INFORMATION GIVEN:
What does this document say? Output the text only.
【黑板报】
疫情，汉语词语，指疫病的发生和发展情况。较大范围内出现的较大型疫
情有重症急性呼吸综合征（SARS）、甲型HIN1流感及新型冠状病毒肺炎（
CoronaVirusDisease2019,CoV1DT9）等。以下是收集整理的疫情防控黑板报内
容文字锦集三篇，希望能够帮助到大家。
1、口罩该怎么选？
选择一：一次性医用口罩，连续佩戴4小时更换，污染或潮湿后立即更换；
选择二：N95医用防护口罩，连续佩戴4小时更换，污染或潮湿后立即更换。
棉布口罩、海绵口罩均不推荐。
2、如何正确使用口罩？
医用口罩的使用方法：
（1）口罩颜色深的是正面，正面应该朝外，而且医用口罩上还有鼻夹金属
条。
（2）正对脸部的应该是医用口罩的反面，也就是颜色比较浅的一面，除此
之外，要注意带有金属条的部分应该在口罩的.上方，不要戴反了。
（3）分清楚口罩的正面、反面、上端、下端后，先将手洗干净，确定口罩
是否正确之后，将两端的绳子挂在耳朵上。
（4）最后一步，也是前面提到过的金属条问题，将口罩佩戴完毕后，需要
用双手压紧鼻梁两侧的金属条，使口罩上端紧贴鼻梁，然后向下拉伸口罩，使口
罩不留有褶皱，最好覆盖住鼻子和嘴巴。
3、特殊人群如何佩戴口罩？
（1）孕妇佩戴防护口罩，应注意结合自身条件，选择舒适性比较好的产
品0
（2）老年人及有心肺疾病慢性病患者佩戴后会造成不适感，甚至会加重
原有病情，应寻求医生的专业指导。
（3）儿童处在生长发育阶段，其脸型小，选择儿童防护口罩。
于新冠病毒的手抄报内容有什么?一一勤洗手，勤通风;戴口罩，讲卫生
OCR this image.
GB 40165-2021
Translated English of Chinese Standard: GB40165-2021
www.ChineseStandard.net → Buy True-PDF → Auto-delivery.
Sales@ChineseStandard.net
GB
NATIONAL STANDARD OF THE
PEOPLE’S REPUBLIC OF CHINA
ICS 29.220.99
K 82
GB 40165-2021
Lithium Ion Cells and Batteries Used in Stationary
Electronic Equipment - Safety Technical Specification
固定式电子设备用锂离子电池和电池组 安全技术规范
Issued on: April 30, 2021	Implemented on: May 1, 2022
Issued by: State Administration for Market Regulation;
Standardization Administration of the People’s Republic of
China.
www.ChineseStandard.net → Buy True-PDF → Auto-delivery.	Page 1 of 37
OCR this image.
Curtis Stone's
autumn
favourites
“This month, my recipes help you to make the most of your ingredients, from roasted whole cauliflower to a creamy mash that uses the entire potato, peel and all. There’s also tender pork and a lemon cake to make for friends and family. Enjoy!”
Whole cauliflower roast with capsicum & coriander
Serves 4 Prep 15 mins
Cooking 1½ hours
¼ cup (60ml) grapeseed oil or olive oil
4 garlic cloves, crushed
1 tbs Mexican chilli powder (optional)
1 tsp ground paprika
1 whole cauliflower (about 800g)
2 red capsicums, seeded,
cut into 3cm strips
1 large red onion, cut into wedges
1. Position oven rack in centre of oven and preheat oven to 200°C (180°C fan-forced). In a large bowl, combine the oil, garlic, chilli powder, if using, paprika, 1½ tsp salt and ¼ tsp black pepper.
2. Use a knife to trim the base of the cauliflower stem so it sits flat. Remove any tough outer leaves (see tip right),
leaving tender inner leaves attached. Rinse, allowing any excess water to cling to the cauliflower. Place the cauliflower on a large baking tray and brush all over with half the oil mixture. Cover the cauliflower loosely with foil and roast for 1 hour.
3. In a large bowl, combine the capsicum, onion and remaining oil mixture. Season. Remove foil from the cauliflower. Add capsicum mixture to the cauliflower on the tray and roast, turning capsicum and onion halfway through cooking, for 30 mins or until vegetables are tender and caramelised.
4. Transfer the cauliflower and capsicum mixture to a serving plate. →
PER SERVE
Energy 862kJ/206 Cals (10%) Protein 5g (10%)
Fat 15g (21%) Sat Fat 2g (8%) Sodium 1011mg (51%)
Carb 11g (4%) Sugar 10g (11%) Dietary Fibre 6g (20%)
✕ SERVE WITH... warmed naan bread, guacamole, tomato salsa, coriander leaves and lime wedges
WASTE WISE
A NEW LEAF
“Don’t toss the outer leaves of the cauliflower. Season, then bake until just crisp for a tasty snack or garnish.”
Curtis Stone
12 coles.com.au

DIRECTIONS FOR THIS TASK:
Where in the listing does the string "Issued" appear? Copy every line that has it.

SOLUTION TO THE PROBLEM:
Issued on: April 30, 2021	Implemented on: May 1, 2022
Issued by: State Administration for Market Regulation;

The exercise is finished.